> **GIVEN PROBLEM**
In the listing below, pick out lines with "Monitor".

> **EXERCISE INPUTS**
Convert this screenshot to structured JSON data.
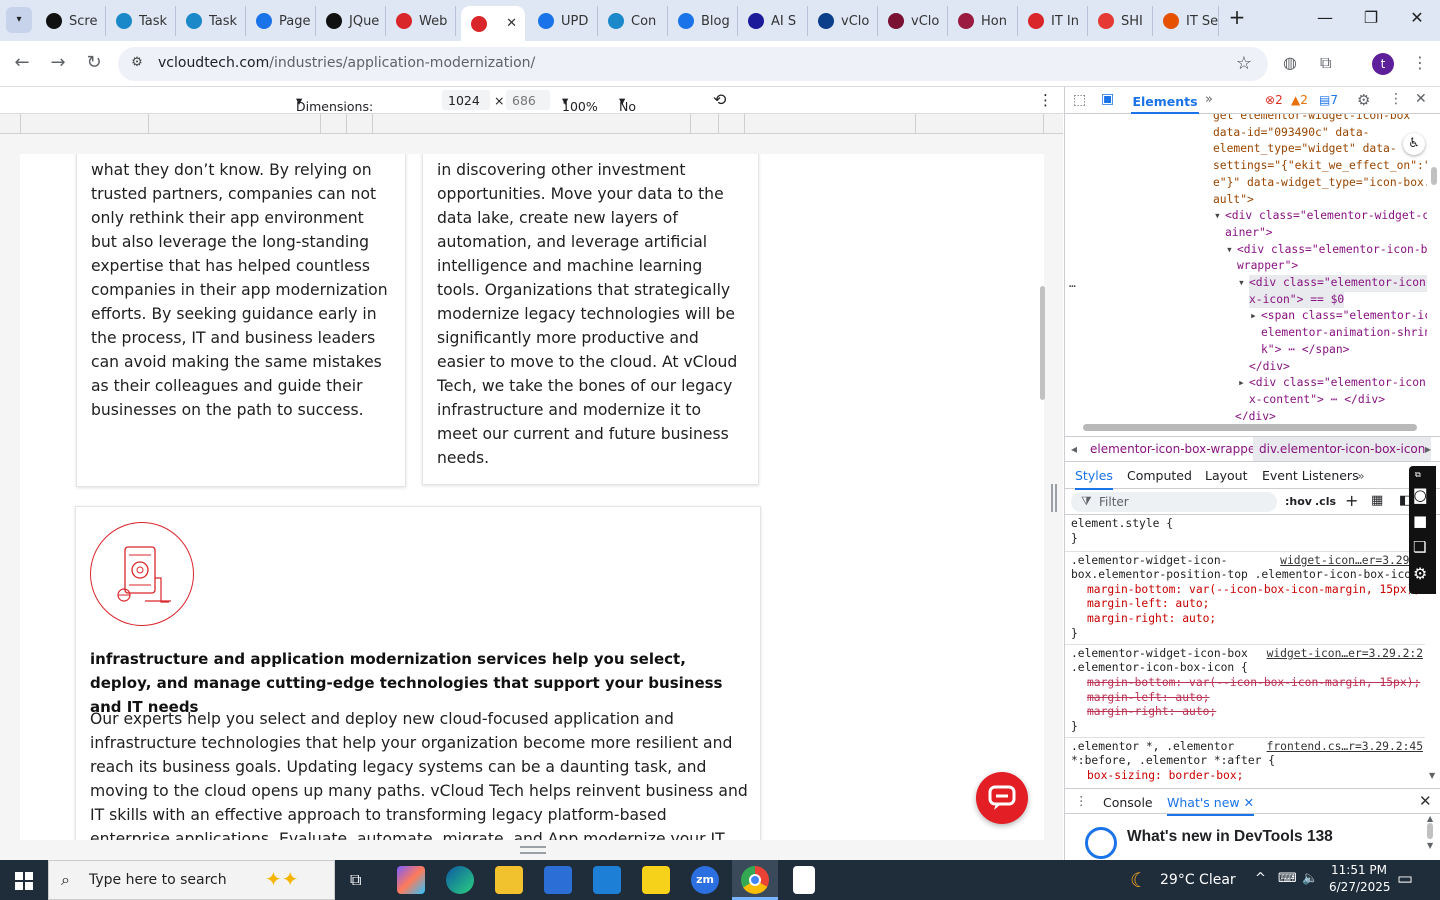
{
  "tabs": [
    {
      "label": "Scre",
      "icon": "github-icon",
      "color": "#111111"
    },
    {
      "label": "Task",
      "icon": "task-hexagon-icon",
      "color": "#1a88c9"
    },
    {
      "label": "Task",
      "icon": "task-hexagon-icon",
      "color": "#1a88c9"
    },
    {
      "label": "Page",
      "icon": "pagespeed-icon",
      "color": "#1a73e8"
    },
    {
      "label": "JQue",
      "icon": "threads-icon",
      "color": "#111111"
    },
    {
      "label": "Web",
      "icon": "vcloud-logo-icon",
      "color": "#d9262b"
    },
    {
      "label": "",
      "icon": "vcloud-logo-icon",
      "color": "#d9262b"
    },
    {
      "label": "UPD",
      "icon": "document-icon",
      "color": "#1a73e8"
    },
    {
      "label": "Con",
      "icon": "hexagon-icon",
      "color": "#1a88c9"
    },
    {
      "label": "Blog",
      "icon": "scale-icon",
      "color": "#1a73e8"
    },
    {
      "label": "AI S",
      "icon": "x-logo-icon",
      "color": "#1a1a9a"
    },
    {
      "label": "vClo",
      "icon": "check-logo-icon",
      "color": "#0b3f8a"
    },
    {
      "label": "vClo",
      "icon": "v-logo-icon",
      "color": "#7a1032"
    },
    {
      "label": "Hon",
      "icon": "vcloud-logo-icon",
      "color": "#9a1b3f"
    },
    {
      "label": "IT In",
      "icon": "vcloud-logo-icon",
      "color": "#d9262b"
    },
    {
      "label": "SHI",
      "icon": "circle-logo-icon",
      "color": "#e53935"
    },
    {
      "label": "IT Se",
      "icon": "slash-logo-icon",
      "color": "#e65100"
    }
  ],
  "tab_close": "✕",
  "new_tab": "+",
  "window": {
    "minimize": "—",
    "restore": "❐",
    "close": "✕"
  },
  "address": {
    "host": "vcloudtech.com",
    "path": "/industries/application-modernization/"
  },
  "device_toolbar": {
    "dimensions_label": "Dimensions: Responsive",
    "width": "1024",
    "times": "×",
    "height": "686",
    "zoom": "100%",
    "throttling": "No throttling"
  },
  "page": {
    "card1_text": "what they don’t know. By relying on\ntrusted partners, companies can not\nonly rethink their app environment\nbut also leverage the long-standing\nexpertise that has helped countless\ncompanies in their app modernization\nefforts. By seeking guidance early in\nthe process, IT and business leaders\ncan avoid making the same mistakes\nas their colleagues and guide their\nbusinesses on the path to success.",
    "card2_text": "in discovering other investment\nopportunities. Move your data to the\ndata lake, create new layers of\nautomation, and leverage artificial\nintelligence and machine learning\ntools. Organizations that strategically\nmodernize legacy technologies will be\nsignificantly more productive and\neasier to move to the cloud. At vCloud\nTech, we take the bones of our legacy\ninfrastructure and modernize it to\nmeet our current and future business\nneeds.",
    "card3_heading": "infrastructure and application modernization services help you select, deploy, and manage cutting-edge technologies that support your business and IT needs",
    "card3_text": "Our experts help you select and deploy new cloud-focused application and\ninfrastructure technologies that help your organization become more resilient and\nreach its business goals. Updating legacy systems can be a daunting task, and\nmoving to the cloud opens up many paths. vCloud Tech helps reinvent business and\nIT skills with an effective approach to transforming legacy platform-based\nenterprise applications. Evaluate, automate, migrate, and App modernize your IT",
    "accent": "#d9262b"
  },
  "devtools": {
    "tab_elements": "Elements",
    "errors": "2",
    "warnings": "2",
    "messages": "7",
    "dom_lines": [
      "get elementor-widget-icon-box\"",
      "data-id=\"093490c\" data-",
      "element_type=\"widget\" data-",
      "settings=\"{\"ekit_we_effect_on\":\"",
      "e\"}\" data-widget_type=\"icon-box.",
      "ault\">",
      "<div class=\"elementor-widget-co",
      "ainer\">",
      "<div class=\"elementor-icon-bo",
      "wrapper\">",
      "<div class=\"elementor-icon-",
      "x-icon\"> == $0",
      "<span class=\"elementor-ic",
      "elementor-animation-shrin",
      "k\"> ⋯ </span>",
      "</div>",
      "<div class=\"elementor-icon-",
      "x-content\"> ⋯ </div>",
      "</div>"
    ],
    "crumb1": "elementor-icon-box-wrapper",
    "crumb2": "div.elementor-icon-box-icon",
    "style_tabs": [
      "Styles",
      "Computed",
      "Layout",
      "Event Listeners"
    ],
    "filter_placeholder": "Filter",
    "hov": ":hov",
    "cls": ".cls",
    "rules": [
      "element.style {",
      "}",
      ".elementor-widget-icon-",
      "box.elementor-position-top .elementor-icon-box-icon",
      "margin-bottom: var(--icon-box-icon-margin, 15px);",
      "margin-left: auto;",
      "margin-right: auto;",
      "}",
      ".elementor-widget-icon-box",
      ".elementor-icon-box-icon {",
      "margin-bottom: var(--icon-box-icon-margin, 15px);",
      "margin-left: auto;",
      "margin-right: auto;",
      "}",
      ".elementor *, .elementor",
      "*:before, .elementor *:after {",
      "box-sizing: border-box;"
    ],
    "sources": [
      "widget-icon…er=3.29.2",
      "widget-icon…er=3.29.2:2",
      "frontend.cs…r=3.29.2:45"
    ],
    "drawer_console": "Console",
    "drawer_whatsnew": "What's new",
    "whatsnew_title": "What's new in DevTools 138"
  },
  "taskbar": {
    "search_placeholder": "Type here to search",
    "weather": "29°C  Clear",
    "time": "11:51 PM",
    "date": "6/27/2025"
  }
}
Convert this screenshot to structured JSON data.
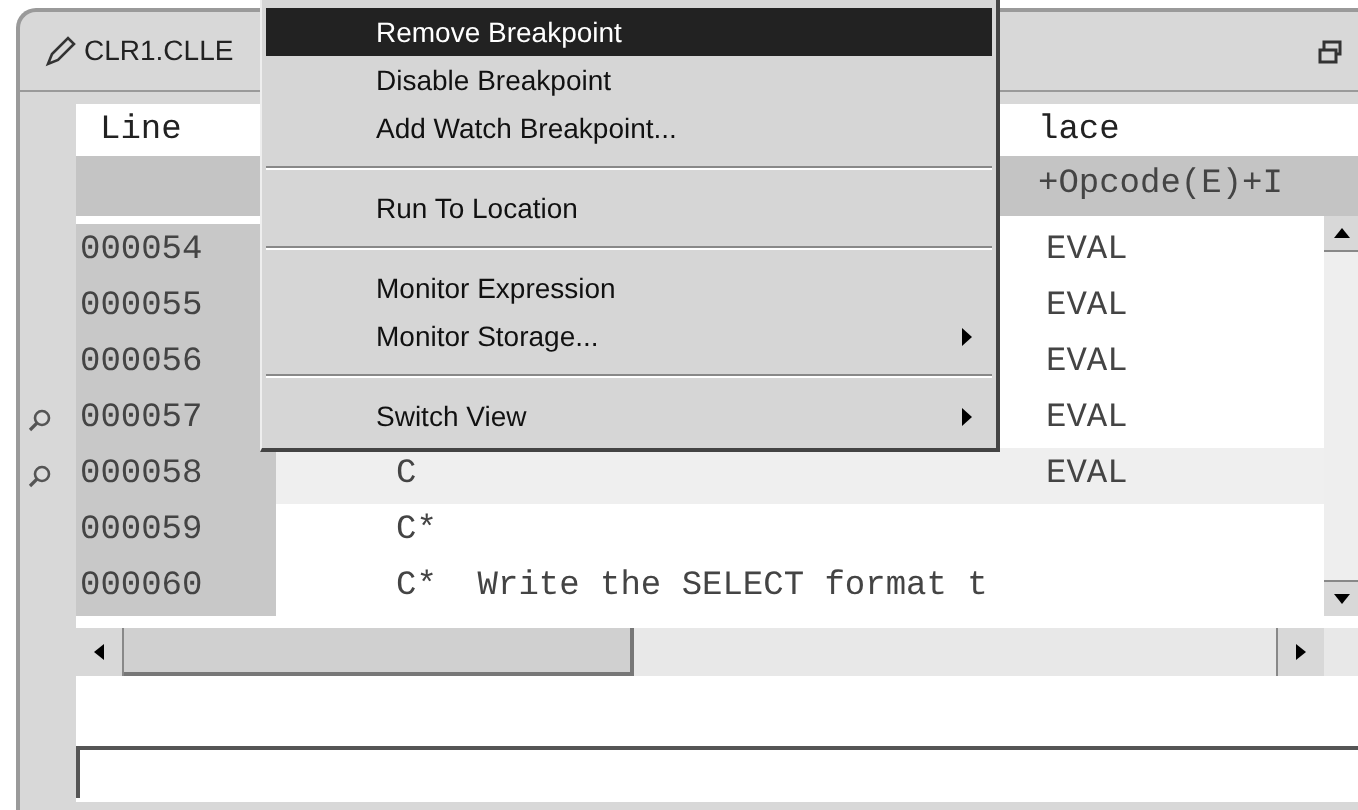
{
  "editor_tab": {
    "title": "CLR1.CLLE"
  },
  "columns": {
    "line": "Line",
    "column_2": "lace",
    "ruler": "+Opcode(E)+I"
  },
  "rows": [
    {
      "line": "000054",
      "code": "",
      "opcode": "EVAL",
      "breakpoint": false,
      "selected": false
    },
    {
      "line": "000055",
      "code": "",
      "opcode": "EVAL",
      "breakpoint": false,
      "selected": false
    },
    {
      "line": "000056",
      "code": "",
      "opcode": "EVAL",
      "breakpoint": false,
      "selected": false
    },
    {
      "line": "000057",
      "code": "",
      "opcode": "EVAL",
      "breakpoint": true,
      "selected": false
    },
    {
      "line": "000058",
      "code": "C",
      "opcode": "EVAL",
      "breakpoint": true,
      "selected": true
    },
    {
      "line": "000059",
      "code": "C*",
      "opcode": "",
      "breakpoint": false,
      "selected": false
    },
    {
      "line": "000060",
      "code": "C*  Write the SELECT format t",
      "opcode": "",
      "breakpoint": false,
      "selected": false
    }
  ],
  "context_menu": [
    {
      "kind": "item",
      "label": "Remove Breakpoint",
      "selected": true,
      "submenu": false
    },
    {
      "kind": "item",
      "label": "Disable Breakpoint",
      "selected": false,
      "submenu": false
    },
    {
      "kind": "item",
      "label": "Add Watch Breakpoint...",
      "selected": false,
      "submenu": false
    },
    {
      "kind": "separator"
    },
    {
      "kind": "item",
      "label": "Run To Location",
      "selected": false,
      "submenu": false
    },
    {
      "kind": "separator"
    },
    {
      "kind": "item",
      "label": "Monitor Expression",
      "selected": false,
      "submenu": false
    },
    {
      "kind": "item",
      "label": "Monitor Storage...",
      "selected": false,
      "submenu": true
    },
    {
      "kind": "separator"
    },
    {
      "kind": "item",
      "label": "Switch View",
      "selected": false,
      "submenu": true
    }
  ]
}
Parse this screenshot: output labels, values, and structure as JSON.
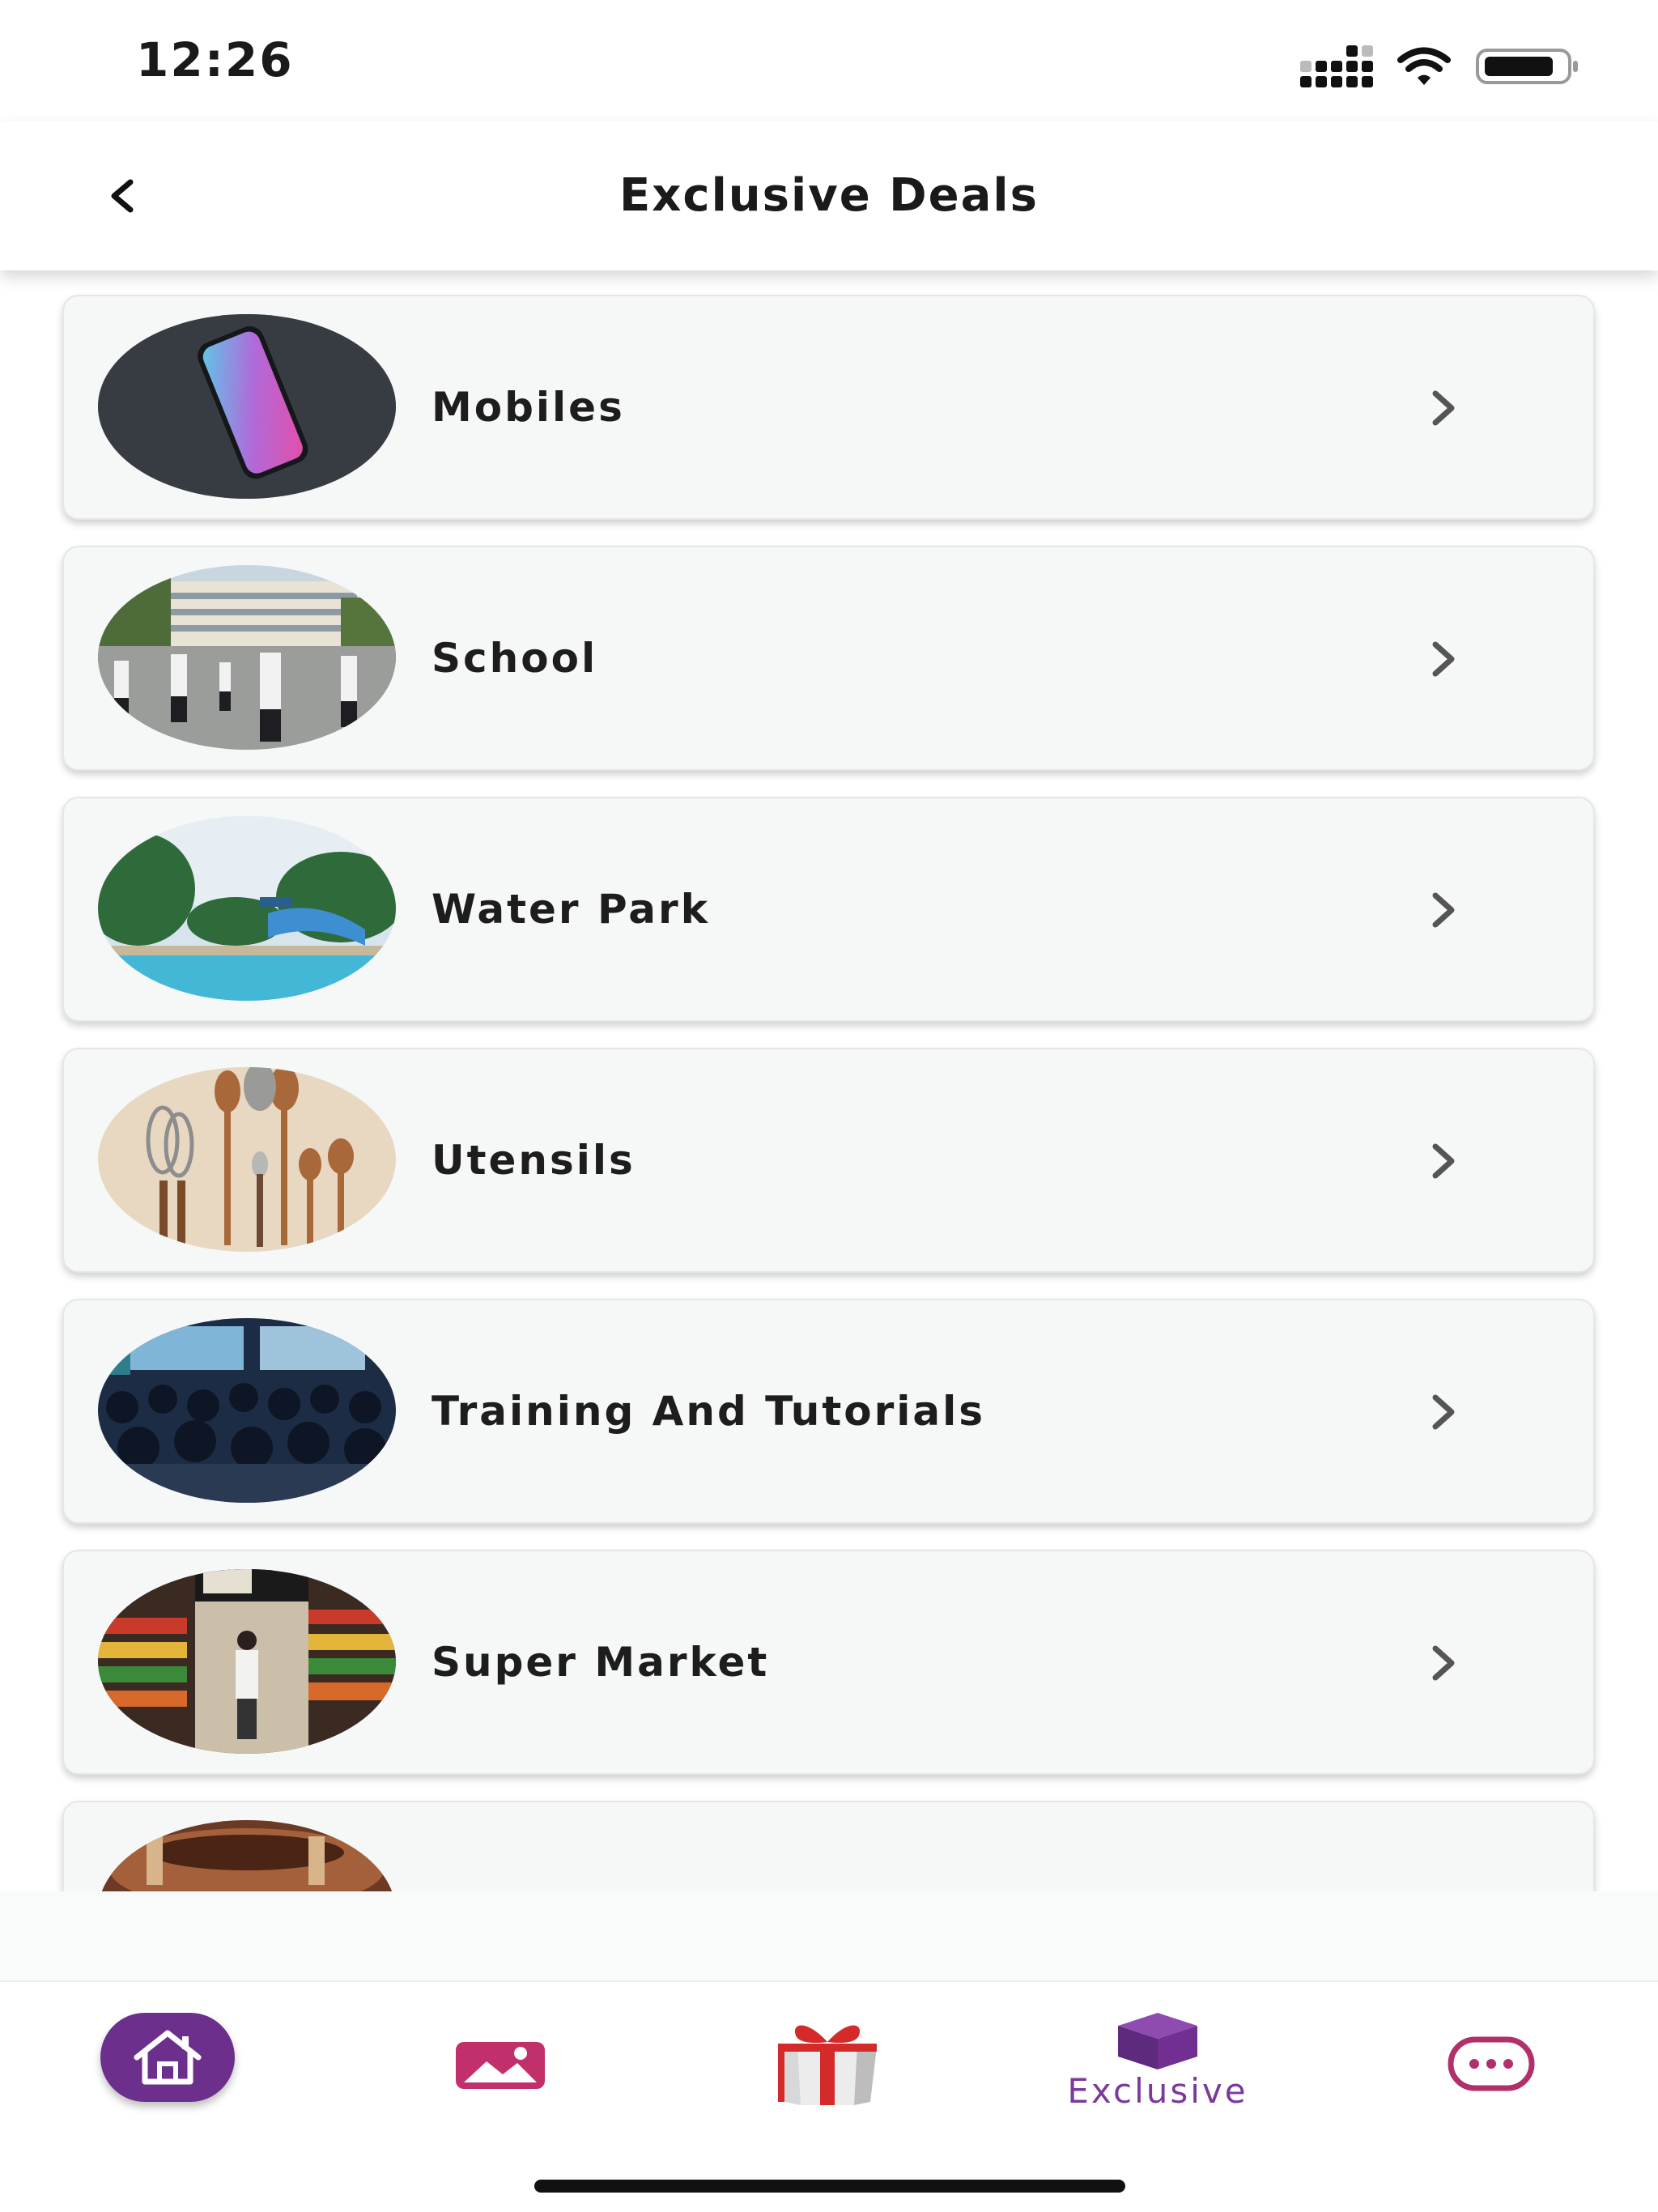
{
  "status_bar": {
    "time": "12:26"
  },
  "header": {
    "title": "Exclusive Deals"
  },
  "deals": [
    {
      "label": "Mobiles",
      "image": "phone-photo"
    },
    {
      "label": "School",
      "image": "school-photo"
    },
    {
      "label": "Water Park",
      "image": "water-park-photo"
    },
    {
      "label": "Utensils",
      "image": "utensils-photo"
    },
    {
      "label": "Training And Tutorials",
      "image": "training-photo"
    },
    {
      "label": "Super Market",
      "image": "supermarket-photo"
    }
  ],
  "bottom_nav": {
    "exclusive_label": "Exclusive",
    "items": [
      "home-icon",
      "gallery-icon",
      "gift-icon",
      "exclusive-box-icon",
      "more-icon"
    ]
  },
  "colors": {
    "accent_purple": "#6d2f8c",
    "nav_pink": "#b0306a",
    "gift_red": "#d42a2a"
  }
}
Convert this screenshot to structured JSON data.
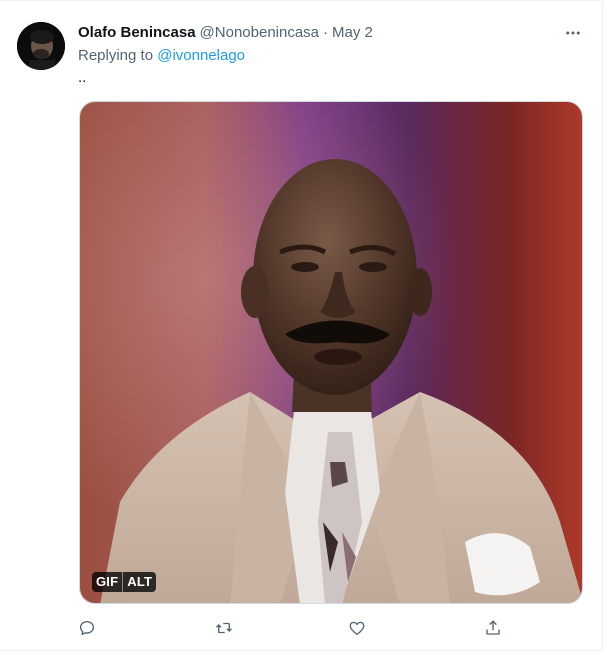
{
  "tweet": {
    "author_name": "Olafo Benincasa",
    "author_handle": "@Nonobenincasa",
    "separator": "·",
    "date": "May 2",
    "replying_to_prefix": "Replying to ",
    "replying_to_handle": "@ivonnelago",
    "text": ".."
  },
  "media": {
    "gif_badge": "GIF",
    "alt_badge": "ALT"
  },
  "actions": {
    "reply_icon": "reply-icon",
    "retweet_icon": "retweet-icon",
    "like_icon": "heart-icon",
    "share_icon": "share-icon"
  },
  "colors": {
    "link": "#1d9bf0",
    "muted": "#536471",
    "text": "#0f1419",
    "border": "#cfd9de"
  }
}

> **THE REPLY**
      "label": "Monitor Expression",
      "label": "Monitor Storage...",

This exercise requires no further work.